- Required work
Extract the text of each entry below exactly, leaving every image behind.

- Data provided
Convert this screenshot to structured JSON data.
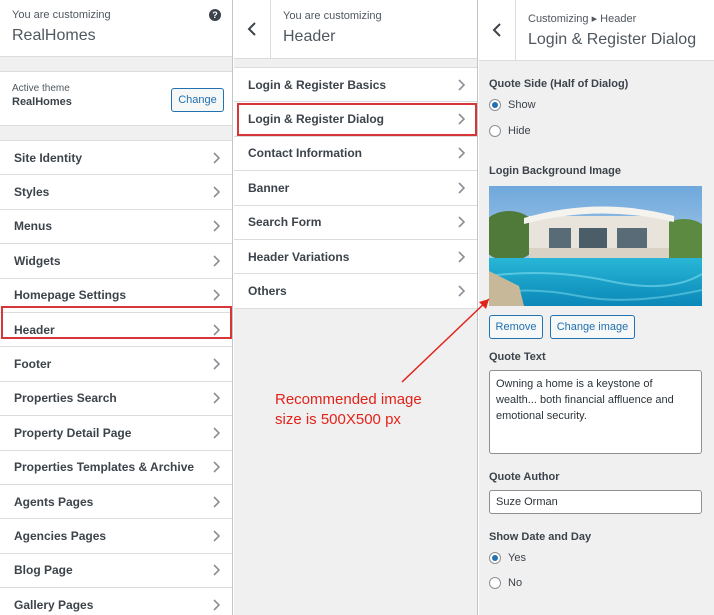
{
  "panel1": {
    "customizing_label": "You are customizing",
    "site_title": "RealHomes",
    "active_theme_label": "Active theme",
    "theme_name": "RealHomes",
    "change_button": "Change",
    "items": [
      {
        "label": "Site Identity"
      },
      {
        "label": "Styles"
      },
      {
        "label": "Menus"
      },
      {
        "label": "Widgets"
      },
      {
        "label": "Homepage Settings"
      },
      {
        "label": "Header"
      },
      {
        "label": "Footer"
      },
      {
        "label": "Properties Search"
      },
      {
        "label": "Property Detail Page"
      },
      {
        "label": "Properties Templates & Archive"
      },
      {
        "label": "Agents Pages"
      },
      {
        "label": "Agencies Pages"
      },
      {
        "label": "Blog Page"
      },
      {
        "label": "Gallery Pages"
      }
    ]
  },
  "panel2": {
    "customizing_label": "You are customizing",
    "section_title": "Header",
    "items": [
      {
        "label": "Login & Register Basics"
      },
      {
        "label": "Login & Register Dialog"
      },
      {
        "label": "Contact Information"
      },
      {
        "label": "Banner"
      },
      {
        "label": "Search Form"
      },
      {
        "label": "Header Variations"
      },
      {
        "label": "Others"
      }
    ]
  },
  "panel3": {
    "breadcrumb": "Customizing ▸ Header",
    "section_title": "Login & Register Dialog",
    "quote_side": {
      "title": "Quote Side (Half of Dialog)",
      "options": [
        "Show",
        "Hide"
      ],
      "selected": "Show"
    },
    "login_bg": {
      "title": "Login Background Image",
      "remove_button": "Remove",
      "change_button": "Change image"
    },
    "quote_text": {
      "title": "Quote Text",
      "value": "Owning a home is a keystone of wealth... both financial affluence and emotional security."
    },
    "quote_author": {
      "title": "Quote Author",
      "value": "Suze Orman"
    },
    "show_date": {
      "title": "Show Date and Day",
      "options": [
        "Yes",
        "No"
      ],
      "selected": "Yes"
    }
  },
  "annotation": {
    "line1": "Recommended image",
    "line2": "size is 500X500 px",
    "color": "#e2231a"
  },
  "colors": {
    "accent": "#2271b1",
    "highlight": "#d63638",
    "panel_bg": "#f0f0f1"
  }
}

- Solution to the exercise
Convert this screenshot to structured JSON data.
{
  "panel1": {
    "customizing_label": "You are customizing",
    "site_title": "RealHomes",
    "active_theme_label": "Active theme",
    "theme_name": "RealHomes",
    "change_button": "Change",
    "items": [
      {
        "label": "Site Identity"
      },
      {
        "label": "Styles"
      },
      {
        "label": "Menus"
      },
      {
        "label": "Widgets"
      },
      {
        "label": "Homepage Settings"
      },
      {
        "label": "Header"
      },
      {
        "label": "Footer"
      },
      {
        "label": "Properties Search"
      },
      {
        "label": "Property Detail Page"
      },
      {
        "label": "Properties Templates & Archive"
      },
      {
        "label": "Agents Pages"
      },
      {
        "label": "Agencies Pages"
      },
      {
        "label": "Blog Page"
      },
      {
        "label": "Gallery Pages"
      }
    ]
  },
  "panel2": {
    "customizing_label": "You are customizing",
    "section_title": "Header",
    "items": [
      {
        "label": "Login & Register Basics"
      },
      {
        "label": "Login & Register Dialog"
      },
      {
        "label": "Contact Information"
      },
      {
        "label": "Banner"
      },
      {
        "label": "Search Form"
      },
      {
        "label": "Header Variations"
      },
      {
        "label": "Others"
      }
    ]
  },
  "panel3": {
    "breadcrumb": "Customizing ▸ Header",
    "section_title": "Login & Register Dialog",
    "quote_side": {
      "title": "Quote Side (Half of Dialog)",
      "options": [
        "Show",
        "Hide"
      ],
      "selected": "Show"
    },
    "login_bg": {
      "title": "Login Background Image",
      "remove_button": "Remove",
      "change_button": "Change image"
    },
    "quote_text": {
      "title": "Quote Text",
      "value": "Owning a home is a keystone of wealth... both financial affluence and emotional security."
    },
    "quote_author": {
      "title": "Quote Author",
      "value": "Suze Orman"
    },
    "show_date": {
      "title": "Show Date and Day",
      "options": [
        "Yes",
        "No"
      ],
      "selected": "Yes"
    }
  },
  "annotation": {
    "line1": "Recommended image",
    "line2": "size is 500X500 px",
    "color": "#e2231a"
  },
  "colors": {
    "accent": "#2271b1",
    "highlight": "#d63638",
    "panel_bg": "#f0f0f1"
  }
}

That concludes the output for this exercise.